DATA TO PROCESS »
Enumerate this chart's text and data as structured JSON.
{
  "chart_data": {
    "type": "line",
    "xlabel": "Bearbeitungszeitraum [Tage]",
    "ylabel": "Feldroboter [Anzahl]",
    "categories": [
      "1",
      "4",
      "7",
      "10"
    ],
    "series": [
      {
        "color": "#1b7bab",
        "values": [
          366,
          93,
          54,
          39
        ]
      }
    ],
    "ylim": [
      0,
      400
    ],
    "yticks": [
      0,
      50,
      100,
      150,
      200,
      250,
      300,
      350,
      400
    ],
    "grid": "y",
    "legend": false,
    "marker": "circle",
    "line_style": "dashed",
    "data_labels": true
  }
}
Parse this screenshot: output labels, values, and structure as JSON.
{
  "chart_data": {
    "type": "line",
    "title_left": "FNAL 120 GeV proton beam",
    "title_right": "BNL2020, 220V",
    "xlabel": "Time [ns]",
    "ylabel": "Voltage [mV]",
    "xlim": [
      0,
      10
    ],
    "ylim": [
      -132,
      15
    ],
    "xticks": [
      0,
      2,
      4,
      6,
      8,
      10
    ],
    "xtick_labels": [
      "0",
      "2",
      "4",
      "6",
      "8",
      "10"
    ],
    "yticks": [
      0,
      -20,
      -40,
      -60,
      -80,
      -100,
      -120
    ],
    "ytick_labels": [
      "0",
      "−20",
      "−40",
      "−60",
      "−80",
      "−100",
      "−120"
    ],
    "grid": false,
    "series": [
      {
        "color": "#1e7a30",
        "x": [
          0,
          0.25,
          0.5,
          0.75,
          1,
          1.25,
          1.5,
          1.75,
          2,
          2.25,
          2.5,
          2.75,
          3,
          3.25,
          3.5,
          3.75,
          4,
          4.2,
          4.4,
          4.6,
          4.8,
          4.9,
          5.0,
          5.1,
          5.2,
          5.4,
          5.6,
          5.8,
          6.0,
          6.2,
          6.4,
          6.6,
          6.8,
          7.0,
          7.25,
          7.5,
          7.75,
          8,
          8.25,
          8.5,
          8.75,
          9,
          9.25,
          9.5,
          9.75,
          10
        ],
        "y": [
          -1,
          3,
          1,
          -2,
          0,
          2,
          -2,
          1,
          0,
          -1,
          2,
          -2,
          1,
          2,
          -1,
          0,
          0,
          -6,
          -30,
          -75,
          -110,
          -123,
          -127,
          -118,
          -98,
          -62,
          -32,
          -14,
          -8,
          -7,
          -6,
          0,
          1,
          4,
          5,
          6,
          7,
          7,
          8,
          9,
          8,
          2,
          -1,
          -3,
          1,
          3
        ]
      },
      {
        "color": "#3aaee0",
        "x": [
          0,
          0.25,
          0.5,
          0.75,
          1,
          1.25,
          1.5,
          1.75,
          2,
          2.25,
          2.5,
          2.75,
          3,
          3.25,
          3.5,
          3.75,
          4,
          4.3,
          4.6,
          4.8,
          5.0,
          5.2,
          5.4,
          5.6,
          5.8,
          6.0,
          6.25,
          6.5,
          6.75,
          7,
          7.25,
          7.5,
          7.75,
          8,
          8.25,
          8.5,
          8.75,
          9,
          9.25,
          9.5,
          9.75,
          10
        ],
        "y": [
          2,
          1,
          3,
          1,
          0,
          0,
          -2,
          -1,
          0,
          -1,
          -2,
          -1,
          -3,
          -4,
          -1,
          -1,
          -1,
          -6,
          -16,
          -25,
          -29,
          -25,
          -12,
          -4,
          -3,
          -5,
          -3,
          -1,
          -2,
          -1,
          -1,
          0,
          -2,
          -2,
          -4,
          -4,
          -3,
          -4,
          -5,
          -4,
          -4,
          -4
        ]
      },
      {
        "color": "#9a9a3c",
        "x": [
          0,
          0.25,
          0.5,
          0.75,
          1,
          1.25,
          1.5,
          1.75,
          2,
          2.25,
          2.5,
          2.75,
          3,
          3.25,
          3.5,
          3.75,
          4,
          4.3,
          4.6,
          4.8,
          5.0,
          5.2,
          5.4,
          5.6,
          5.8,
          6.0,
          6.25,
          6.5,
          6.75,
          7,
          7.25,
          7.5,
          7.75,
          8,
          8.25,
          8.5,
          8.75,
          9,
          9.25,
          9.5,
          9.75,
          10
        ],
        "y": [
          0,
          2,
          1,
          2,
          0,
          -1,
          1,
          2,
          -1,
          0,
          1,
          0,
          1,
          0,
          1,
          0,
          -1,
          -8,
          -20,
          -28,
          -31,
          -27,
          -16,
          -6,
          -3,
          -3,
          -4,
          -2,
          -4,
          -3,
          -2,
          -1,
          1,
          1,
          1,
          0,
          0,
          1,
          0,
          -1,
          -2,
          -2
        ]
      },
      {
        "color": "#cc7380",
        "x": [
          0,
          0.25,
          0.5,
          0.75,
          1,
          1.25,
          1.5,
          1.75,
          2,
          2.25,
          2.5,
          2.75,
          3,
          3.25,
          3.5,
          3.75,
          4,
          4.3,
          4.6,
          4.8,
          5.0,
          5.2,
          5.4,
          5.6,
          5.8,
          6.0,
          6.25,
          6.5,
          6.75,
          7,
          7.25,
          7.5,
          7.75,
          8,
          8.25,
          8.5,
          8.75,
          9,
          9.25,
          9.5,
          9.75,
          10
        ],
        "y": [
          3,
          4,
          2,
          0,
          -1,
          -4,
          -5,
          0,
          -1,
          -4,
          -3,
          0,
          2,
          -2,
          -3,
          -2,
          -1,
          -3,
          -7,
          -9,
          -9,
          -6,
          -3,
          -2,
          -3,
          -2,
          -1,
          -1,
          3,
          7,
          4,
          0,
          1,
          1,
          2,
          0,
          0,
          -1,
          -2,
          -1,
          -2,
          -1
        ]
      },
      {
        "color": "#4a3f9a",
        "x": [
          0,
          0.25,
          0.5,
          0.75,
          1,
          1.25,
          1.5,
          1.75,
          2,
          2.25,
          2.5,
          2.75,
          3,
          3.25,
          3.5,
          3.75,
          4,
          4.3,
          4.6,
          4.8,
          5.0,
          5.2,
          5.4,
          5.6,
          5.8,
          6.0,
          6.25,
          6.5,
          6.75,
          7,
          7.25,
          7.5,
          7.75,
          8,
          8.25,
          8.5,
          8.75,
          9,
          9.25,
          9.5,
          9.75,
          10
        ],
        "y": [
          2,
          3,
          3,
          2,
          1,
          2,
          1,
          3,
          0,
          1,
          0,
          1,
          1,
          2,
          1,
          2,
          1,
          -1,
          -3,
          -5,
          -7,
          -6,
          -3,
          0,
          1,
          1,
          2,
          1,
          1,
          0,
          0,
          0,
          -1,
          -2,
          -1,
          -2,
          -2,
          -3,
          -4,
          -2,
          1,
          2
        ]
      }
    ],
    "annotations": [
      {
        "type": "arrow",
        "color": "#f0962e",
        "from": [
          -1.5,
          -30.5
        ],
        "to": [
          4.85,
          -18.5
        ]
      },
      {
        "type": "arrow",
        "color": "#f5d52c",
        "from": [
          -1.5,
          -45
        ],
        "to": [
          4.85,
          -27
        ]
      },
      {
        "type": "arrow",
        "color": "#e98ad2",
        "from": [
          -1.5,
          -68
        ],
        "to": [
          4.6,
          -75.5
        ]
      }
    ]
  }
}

EXERCISE PROMPT » Copy out every line in the listing where the word "ylabel" appears.

PROBLEM SOLUTION »
    "ylabel": "Feldroboter [Anzahl]",
    "ylabel": "Voltage [mV]",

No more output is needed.